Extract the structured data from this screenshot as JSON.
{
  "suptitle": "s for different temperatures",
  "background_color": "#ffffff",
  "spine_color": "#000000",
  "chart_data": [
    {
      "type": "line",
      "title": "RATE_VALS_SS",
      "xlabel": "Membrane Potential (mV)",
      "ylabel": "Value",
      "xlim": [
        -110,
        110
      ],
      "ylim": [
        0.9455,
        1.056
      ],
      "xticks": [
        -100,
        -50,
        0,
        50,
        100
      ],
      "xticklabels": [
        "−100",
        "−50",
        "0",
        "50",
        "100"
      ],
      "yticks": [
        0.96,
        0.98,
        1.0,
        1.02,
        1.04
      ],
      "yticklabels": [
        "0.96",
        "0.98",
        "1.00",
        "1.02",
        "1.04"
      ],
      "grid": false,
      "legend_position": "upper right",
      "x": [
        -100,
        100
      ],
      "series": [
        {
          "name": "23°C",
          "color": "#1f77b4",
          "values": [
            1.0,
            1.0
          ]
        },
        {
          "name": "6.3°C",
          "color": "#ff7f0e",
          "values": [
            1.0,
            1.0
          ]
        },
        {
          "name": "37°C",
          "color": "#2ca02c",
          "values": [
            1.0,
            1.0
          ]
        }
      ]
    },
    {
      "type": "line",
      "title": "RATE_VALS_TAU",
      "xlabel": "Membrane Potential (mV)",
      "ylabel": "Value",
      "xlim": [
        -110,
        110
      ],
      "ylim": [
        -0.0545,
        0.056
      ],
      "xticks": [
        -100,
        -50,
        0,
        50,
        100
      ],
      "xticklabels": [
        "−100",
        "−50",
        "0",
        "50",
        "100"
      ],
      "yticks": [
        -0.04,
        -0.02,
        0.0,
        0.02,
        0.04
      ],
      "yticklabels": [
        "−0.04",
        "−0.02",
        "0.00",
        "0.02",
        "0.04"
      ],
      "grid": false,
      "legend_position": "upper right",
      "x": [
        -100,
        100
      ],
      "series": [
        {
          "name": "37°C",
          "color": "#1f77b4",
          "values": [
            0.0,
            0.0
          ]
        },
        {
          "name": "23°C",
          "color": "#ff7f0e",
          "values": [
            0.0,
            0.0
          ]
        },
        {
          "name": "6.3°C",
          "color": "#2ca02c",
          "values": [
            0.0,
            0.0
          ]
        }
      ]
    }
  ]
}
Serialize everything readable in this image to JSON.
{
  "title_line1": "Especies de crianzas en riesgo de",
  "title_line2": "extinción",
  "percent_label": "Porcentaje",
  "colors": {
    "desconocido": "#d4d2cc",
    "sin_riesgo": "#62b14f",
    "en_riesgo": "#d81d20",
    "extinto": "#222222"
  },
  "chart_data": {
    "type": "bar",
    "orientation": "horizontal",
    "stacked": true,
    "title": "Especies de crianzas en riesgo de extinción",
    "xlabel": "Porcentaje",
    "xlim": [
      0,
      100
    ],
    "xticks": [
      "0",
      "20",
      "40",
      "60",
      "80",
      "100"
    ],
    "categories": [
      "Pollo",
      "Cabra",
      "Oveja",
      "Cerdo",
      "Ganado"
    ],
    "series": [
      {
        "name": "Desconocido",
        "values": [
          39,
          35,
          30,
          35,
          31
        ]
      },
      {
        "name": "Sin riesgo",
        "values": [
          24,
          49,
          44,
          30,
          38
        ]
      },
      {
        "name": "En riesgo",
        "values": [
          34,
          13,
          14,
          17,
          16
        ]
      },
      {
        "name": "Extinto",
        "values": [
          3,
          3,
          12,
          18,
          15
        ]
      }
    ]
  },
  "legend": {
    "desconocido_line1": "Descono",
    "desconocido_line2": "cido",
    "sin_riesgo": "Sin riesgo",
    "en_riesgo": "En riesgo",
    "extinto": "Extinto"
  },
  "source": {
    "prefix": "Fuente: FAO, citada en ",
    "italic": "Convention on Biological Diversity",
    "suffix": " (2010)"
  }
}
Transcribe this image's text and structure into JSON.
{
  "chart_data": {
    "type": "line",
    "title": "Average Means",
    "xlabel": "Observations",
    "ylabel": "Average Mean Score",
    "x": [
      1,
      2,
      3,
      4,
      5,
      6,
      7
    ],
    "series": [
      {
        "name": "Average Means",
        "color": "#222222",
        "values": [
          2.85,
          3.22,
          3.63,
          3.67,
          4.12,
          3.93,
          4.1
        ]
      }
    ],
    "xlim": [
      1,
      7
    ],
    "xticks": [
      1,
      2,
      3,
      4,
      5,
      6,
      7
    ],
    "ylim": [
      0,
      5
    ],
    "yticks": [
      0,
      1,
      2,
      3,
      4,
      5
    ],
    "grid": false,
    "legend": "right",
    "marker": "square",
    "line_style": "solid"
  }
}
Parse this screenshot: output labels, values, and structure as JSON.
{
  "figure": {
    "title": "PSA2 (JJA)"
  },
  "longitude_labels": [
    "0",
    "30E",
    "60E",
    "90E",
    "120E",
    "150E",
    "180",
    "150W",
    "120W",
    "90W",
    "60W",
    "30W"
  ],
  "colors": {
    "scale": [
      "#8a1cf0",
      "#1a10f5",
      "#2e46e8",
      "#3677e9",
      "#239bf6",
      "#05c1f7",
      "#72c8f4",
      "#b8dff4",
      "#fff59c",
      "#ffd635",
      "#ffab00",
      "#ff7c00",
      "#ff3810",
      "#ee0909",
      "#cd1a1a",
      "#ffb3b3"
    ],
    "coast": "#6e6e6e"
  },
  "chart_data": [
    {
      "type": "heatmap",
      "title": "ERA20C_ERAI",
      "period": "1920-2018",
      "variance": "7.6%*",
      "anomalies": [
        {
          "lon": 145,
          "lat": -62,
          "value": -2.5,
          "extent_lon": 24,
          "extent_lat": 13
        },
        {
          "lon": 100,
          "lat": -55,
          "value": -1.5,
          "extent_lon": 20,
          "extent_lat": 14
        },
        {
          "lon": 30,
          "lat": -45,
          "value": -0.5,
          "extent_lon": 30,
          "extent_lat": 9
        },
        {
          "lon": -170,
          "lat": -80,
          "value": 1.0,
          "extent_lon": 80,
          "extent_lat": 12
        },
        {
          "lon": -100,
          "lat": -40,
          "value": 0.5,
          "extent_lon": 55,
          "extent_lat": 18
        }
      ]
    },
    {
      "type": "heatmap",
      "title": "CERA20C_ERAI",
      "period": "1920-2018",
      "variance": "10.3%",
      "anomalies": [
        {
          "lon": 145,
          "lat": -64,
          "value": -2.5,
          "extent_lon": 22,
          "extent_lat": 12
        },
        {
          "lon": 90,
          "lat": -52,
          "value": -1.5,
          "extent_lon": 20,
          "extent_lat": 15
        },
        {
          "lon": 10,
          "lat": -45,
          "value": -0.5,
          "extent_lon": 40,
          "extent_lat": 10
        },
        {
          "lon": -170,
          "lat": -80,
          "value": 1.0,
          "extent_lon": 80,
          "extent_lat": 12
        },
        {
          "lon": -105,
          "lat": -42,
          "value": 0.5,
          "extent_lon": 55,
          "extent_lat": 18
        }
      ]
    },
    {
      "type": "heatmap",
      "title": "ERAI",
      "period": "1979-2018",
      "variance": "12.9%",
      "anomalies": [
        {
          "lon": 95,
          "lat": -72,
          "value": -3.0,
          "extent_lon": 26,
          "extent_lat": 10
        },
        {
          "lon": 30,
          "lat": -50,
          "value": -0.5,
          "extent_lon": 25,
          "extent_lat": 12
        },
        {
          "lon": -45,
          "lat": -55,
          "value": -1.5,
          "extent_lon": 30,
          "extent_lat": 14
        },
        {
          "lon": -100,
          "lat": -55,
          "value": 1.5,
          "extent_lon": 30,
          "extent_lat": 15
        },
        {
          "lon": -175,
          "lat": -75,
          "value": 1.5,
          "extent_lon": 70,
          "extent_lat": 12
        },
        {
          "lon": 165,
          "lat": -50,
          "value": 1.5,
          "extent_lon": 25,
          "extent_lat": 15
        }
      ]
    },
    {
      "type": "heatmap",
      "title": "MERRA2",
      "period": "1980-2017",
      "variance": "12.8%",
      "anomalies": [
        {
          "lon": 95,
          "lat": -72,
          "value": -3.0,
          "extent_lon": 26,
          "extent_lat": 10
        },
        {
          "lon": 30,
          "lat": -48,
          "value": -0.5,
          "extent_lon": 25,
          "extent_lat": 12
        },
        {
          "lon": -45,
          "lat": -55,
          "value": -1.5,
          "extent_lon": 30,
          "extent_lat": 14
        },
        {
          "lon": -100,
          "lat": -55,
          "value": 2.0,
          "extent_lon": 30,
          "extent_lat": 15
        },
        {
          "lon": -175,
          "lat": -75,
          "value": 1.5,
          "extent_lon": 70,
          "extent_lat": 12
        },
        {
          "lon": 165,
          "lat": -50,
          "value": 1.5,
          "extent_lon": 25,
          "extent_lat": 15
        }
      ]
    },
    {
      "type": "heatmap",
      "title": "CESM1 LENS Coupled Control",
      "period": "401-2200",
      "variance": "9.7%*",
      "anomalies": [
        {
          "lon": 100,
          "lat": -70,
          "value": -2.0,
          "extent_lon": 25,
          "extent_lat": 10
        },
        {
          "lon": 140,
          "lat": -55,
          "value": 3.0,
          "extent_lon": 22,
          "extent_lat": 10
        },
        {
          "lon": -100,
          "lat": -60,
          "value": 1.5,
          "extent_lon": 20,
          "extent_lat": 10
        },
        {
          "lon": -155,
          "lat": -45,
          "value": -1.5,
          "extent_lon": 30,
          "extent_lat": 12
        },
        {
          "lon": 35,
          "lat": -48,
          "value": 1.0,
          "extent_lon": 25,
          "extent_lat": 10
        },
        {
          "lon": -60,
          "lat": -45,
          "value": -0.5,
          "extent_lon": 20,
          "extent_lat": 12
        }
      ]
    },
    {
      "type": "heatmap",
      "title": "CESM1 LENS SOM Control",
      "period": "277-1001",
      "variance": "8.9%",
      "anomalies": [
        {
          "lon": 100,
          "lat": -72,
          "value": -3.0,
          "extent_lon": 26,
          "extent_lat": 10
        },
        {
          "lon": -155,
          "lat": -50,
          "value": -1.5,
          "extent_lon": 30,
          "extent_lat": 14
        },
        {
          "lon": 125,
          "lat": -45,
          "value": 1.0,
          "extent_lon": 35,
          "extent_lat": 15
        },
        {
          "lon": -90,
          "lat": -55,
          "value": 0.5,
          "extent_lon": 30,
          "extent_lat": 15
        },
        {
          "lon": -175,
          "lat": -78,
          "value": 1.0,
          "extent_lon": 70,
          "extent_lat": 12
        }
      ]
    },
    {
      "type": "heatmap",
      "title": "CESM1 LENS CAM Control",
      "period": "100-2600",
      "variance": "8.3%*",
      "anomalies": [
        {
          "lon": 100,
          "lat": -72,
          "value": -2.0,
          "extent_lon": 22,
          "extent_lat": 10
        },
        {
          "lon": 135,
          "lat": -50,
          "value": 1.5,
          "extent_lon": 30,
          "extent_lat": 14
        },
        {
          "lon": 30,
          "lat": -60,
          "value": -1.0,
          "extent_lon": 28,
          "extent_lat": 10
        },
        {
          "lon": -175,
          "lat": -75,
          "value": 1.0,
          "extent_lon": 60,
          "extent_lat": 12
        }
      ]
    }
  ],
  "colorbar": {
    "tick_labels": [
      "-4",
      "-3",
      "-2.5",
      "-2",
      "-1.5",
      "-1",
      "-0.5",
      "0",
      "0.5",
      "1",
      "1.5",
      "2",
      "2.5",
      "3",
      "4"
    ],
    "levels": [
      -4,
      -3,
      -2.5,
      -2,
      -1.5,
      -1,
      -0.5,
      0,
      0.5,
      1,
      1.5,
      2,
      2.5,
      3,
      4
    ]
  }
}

*To do*. Locate all lines in the listing above with the word "crianzas" and copy them.

*Response*.
  "title_line1": "Especies de crianzas en riesgo de",
    "title": "Especies de crianzas en riesgo de extinción",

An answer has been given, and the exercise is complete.